● What to produce
In the data below, locate each line with the word "سيكوميك" and list it.

** START OF Items **

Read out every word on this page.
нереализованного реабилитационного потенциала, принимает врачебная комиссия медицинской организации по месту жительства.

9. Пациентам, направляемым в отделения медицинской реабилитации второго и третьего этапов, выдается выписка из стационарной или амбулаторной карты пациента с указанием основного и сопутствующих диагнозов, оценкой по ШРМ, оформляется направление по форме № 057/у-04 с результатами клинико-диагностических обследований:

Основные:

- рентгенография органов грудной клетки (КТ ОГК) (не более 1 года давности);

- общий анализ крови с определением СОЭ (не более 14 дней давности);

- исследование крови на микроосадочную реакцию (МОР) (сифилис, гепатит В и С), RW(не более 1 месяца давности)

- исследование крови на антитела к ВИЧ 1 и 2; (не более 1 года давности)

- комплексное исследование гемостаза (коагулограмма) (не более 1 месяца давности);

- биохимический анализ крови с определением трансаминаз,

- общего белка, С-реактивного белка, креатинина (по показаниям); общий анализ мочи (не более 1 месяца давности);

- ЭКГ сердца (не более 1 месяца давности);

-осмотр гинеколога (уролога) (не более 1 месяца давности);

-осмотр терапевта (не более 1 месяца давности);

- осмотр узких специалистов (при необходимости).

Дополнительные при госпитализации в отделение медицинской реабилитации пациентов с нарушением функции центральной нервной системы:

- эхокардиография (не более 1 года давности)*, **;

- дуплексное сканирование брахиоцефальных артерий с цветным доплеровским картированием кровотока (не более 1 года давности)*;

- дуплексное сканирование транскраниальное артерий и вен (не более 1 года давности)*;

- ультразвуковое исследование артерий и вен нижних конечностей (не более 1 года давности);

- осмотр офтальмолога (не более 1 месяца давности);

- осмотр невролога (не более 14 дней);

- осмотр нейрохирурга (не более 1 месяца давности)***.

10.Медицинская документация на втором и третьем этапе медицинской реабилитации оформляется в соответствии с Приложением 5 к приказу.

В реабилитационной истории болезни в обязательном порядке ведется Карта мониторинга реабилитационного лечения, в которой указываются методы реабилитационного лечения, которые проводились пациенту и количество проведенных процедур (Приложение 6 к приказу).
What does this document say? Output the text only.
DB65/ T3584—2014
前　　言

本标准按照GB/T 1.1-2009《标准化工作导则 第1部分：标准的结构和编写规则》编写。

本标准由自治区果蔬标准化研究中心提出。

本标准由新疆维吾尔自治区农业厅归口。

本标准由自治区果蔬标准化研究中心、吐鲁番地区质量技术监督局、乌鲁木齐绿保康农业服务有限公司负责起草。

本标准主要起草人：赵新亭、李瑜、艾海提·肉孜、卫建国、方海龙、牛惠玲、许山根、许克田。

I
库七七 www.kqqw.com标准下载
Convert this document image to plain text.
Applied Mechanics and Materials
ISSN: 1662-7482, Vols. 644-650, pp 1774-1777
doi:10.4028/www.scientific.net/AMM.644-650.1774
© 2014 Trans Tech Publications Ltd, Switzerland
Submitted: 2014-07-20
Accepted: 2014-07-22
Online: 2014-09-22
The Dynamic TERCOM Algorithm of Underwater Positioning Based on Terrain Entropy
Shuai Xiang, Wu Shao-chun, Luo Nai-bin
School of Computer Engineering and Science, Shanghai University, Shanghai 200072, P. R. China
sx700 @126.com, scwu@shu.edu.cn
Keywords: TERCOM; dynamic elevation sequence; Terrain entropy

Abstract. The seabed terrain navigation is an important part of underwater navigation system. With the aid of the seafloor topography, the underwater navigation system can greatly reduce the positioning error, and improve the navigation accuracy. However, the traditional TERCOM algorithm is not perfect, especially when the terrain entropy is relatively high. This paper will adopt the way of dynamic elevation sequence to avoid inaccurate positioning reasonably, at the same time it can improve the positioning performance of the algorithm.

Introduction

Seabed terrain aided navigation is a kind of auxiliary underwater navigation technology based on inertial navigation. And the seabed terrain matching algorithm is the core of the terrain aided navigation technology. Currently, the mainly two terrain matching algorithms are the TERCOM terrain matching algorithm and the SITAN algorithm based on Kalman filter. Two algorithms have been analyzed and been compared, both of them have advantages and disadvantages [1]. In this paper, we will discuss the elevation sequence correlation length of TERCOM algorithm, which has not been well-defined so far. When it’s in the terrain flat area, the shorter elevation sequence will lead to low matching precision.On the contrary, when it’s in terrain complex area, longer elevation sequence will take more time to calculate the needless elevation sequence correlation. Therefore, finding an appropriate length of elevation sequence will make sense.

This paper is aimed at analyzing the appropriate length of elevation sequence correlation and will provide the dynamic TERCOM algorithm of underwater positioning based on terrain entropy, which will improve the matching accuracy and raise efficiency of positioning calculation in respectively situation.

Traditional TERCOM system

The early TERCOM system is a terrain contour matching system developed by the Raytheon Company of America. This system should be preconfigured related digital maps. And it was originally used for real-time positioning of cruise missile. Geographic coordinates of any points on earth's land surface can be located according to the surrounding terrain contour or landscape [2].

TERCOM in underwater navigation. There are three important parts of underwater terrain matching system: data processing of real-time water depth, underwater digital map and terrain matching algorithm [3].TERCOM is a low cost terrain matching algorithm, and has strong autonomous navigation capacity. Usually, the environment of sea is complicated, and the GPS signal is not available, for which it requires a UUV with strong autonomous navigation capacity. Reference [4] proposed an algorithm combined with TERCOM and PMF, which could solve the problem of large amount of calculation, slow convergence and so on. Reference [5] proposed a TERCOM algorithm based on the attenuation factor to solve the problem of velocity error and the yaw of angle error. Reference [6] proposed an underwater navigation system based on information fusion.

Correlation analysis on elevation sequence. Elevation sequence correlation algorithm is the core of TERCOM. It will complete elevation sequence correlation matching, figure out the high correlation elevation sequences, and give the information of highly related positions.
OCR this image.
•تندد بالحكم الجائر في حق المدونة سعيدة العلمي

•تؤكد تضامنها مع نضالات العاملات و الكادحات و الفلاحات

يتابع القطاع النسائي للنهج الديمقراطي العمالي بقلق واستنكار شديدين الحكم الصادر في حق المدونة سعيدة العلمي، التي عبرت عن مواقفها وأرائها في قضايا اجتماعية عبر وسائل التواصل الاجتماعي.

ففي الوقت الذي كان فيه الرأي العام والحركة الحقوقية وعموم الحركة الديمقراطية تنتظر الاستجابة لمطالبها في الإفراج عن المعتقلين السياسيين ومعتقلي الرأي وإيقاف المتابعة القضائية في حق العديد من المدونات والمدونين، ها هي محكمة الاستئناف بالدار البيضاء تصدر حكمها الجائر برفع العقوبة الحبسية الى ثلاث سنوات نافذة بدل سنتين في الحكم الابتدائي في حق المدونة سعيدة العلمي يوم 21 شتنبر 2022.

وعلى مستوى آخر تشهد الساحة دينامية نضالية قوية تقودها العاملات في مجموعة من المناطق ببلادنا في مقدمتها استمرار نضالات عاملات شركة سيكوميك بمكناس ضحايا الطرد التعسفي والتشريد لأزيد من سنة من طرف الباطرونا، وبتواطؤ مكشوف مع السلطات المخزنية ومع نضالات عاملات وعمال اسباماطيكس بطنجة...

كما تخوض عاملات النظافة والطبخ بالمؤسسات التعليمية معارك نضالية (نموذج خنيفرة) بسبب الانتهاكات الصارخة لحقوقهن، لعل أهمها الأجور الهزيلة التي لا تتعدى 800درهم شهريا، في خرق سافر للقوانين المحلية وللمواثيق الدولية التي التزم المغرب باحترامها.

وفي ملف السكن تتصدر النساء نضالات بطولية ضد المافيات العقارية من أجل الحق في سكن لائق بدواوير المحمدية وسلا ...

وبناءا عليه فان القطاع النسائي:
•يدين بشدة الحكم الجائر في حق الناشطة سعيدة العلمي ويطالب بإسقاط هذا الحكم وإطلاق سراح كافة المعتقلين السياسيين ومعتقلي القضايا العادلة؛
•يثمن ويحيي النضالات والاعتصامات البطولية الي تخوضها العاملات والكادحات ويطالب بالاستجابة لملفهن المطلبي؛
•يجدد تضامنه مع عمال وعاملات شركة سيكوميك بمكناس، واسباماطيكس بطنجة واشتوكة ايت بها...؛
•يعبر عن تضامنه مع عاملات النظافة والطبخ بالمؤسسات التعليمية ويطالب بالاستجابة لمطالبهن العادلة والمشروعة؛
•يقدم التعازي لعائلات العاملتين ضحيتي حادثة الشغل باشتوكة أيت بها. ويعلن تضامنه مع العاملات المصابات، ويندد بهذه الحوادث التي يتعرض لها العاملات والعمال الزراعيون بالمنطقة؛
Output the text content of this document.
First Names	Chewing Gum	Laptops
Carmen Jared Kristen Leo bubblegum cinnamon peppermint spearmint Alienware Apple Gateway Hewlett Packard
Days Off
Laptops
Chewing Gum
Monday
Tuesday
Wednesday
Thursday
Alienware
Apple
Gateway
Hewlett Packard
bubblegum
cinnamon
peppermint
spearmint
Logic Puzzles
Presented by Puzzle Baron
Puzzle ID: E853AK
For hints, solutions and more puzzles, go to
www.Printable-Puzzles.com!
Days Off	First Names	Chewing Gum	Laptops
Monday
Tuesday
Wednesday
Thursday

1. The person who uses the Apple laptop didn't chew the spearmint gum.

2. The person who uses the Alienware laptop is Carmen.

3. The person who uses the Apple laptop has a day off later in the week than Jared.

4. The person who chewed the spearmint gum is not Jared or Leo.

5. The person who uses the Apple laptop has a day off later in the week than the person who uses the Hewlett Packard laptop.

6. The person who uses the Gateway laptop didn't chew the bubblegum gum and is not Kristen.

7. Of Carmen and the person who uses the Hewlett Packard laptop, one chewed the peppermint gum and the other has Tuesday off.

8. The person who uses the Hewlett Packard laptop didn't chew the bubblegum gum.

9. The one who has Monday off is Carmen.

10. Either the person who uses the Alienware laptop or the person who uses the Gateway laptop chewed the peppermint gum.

** END OF Items **

● Problem solution
وعلى مستوى آخر تشهد الساحة دينامية نضالية قوية تقودها العاملات في مجموعة من المناطق ببلادنا في مقدمتها استمرار نضالات عاملات شركة سيكوميك بمكناس ضحايا الطرد التعسفي والتشريد لأزيد من سنة من طرف الباطرونا، وبتواطؤ مكشوف مع السلطات المخزنية ومع نضالات عاملات وعمال اسباماطيكس بطنجة...
•يجدد تضامنه مع عمال وعاملات شركة سيكوميك بمكناس، واسباماطيكس بطنجة واشتوكة ايت بها...؛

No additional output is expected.